Objective: Filter the records below for the word "Students". Copy each line that holds it.

── Exercise inputs

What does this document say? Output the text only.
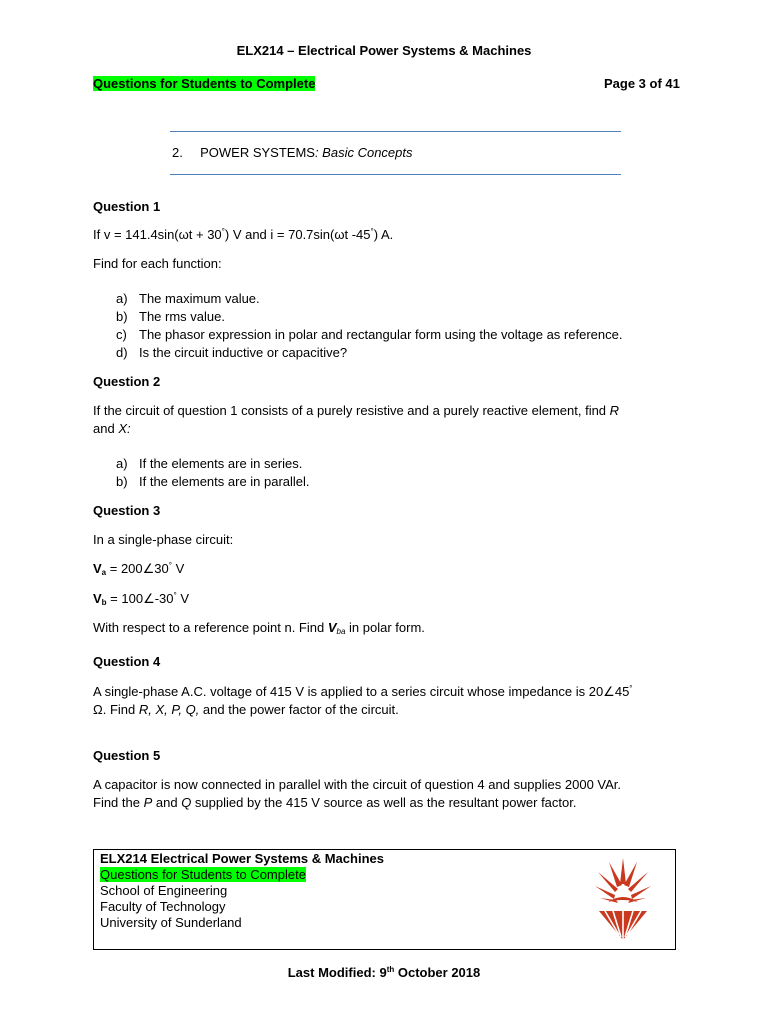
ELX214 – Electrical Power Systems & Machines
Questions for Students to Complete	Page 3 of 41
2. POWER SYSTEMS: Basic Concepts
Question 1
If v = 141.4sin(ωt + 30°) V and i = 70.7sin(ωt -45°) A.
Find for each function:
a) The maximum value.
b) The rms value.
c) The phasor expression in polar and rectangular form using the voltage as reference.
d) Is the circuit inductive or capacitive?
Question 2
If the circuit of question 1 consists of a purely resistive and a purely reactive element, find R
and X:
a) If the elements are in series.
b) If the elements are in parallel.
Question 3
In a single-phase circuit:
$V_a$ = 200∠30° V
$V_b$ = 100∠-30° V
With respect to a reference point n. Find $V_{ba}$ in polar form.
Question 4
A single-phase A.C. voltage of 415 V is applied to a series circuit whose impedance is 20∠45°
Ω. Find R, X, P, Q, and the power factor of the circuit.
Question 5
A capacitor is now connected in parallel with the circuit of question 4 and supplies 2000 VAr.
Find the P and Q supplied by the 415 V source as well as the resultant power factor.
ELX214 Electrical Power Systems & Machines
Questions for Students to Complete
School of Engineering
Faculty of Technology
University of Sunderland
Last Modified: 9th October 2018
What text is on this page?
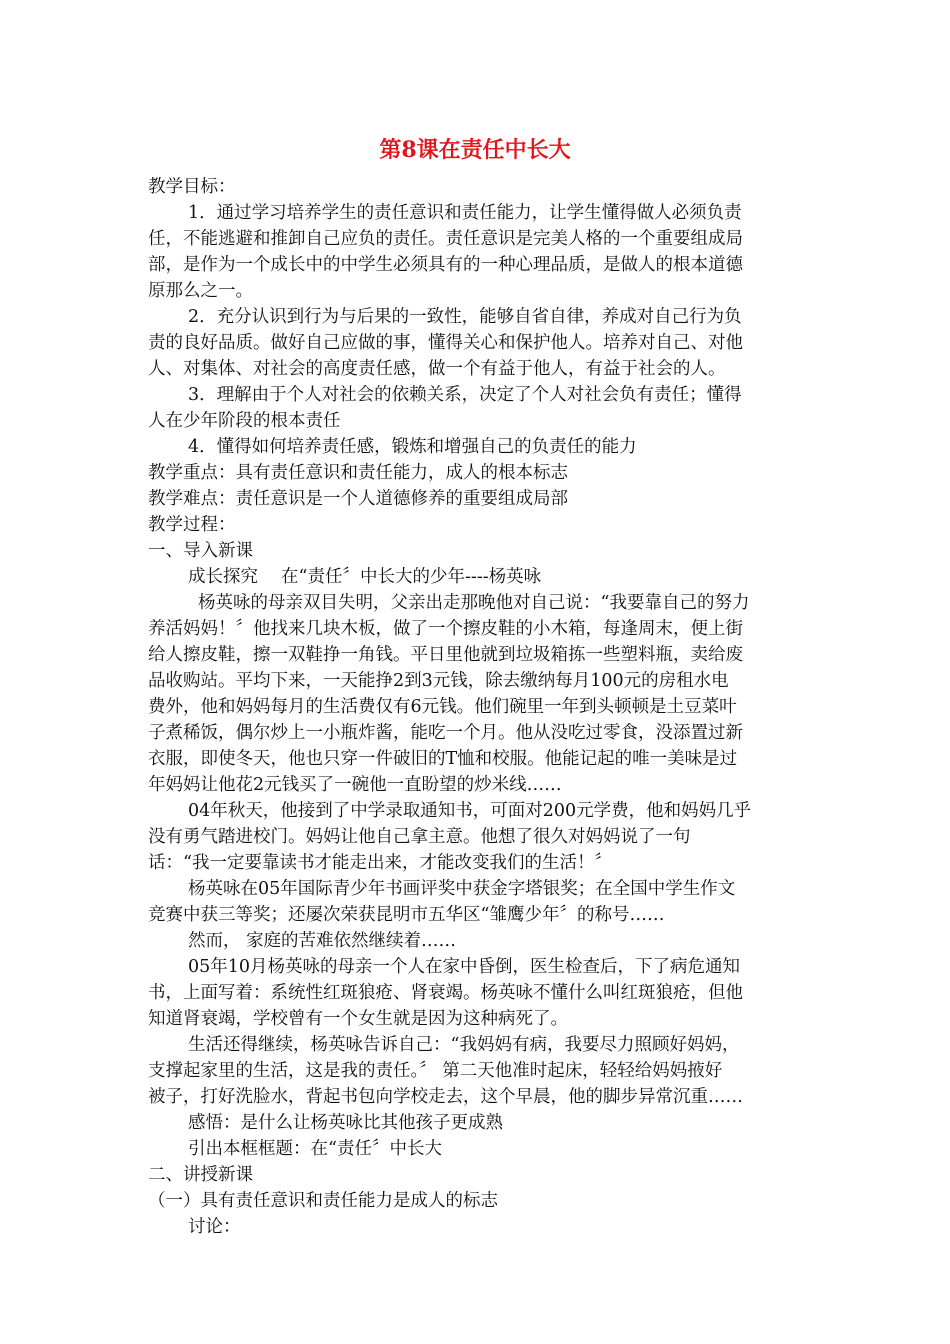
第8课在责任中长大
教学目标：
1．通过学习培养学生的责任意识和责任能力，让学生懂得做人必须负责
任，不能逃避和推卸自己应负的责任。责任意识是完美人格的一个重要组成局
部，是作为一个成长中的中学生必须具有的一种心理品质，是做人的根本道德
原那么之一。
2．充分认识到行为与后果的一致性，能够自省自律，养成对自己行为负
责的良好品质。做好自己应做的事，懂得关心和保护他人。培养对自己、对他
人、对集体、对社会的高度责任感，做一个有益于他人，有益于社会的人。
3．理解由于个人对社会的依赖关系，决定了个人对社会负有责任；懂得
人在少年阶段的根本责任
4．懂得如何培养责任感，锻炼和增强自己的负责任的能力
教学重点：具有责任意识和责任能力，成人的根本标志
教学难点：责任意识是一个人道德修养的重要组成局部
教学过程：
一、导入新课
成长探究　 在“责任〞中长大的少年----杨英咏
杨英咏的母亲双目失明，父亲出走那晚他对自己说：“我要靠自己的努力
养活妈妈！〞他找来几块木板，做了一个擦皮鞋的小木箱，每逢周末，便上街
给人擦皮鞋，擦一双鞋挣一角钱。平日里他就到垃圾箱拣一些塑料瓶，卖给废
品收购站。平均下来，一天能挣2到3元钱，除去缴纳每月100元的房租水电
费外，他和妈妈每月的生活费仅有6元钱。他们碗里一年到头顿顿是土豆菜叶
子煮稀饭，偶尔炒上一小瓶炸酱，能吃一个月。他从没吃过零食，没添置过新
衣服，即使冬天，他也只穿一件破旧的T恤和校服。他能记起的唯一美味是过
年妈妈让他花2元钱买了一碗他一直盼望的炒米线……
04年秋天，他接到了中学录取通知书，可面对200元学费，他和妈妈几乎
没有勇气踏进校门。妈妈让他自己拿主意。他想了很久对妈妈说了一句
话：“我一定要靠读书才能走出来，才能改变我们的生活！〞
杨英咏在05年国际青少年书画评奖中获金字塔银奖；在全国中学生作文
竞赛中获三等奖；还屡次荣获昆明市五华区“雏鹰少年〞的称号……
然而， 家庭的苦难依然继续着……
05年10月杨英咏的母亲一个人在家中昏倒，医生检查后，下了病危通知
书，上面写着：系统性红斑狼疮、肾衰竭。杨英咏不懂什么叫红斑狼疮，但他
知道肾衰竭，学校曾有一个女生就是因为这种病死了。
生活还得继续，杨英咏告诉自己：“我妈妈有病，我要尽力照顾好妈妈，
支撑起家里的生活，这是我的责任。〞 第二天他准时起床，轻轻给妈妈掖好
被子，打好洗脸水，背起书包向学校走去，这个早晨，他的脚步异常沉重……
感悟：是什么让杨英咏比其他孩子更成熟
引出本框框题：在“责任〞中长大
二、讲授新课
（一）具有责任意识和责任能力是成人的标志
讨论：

────
── Exercise inputs

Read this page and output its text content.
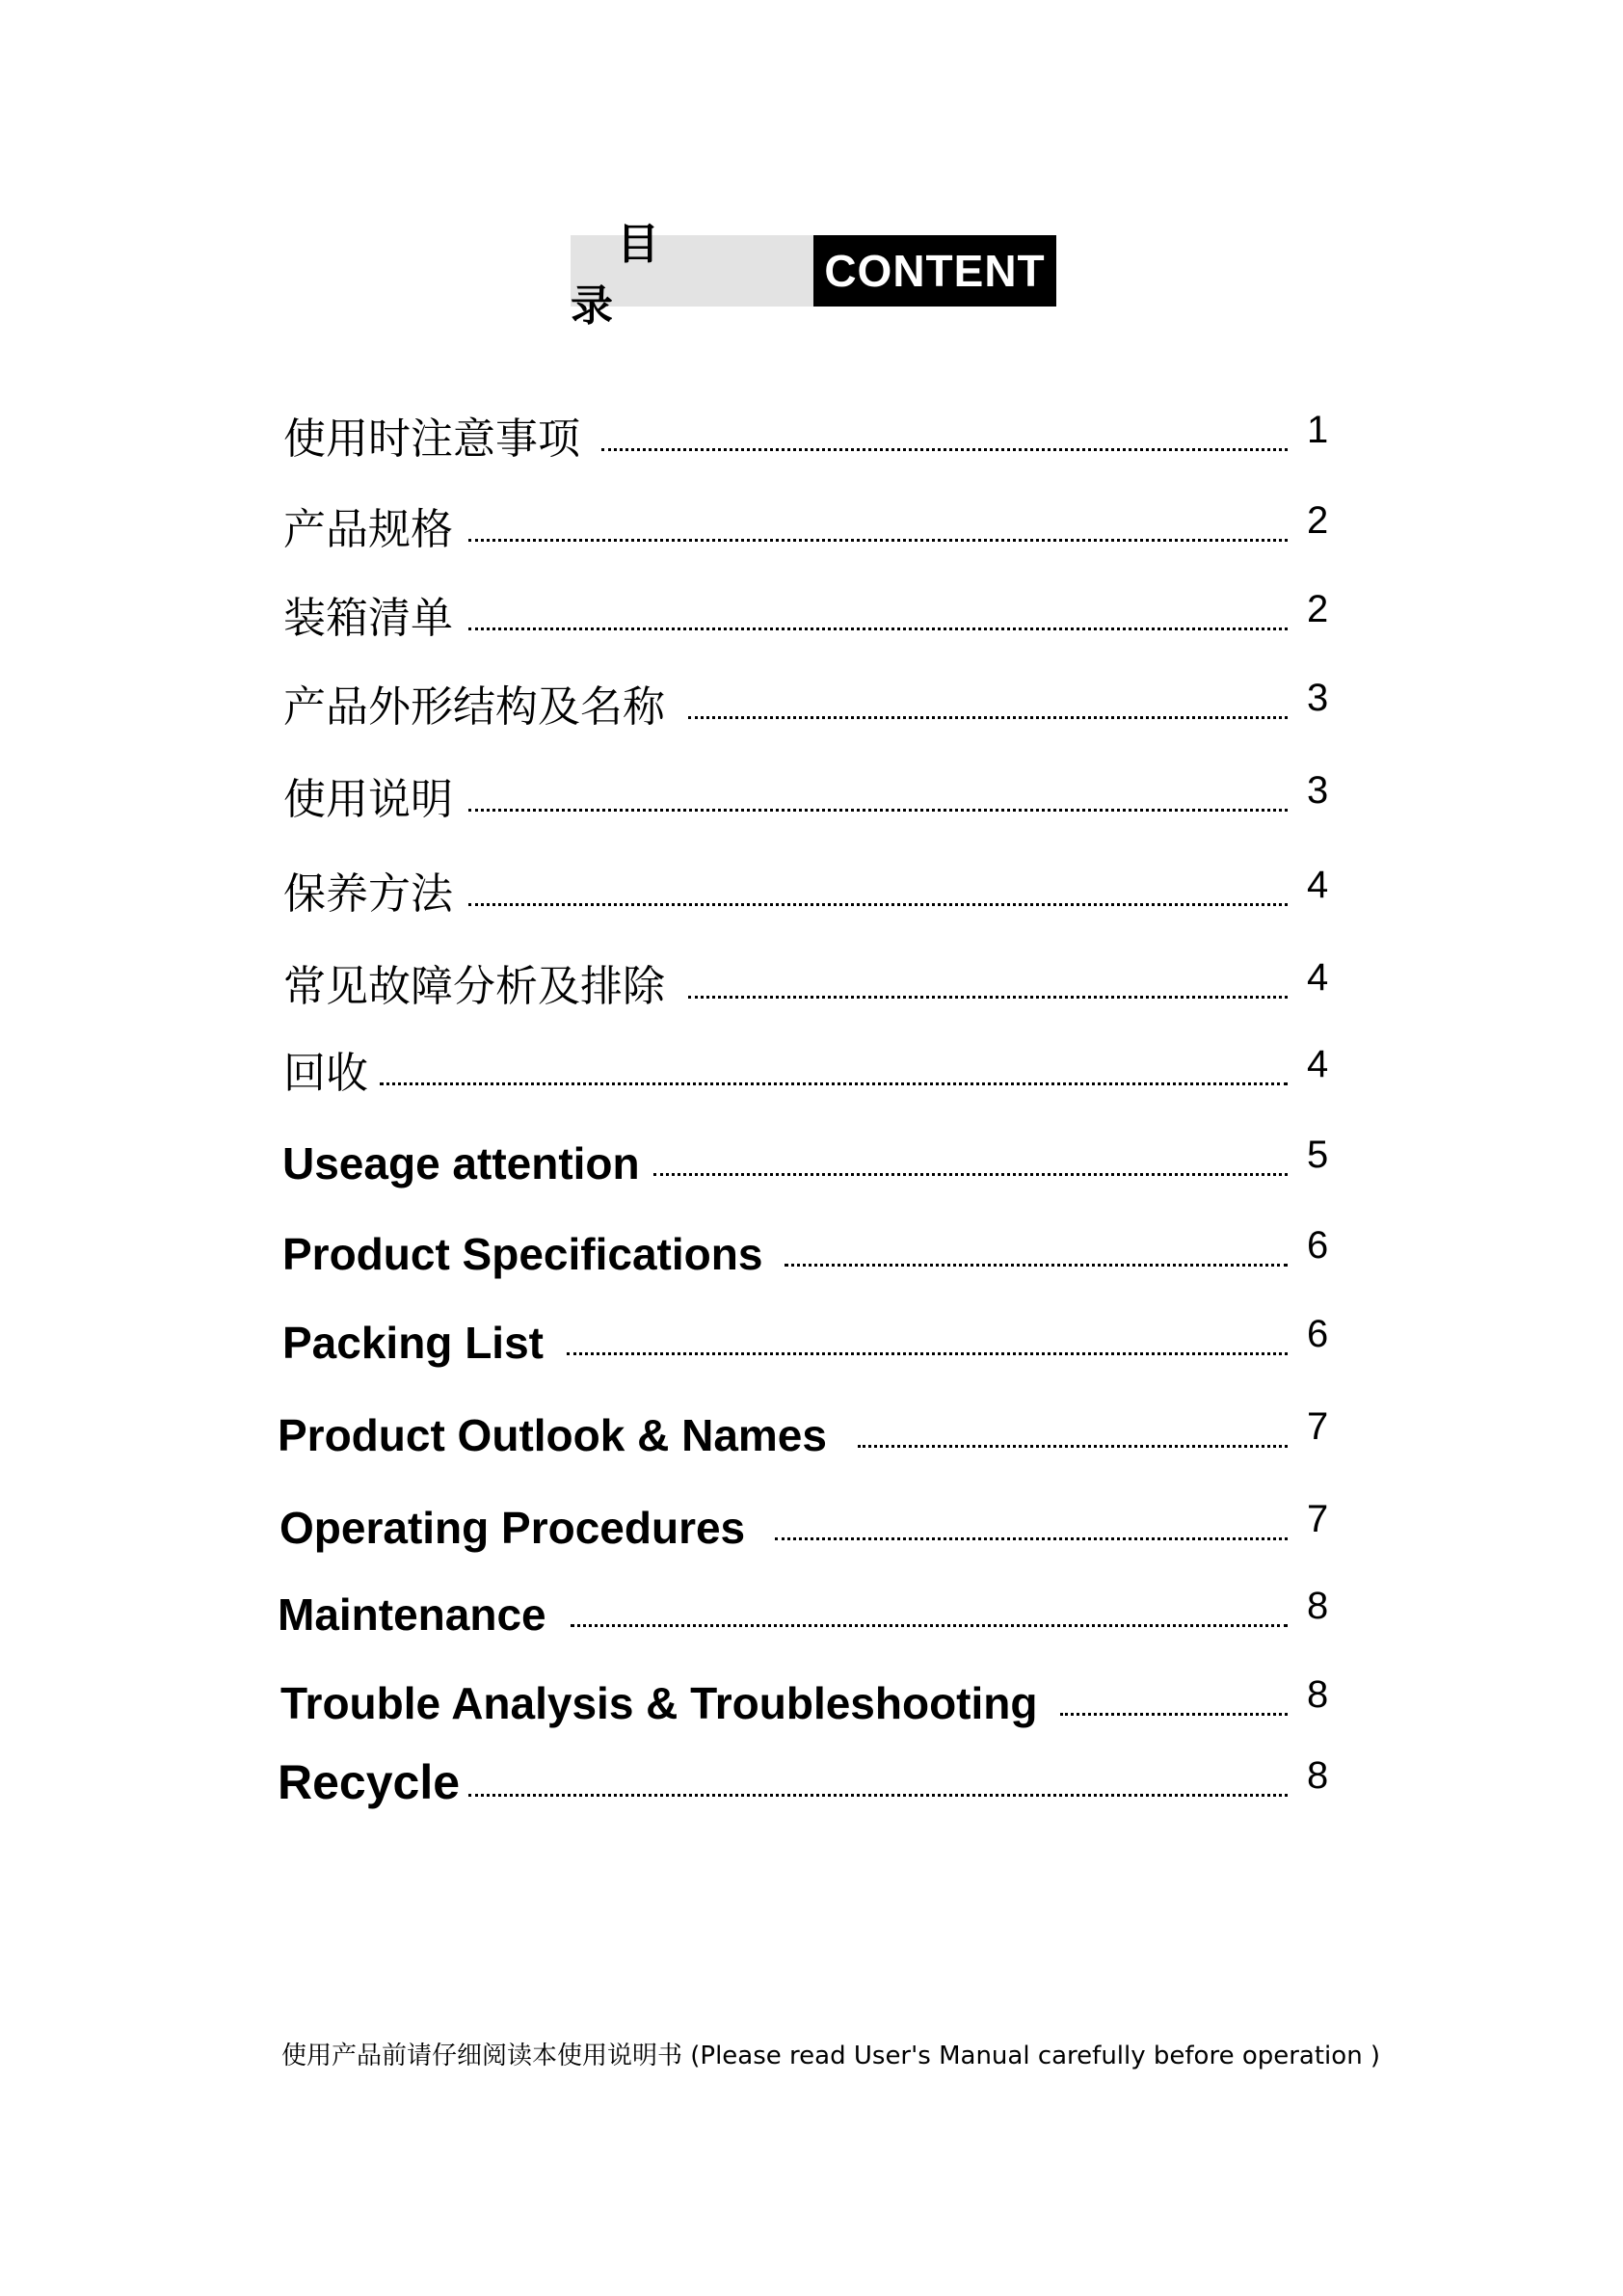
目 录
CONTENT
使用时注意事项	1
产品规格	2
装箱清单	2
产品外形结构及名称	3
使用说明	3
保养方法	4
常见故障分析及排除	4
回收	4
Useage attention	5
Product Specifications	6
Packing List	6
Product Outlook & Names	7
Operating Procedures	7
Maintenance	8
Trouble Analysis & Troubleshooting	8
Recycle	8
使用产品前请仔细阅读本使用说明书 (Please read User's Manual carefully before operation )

────
── Exercise inputs

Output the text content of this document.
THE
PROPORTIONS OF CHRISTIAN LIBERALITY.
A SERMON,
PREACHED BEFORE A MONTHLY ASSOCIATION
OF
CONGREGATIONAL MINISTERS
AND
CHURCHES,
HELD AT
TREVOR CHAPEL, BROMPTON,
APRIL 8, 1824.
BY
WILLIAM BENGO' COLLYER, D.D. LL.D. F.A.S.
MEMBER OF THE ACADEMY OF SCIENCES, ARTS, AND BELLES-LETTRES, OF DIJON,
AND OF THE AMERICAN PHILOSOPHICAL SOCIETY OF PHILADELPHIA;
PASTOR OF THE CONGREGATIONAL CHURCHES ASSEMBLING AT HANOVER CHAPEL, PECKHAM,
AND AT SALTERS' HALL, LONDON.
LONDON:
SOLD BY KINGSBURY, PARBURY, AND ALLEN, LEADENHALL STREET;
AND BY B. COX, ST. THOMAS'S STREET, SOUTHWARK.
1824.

────

Task output:
Questions for Students to Complete	Page 3 of 41
Questions for Students to Complete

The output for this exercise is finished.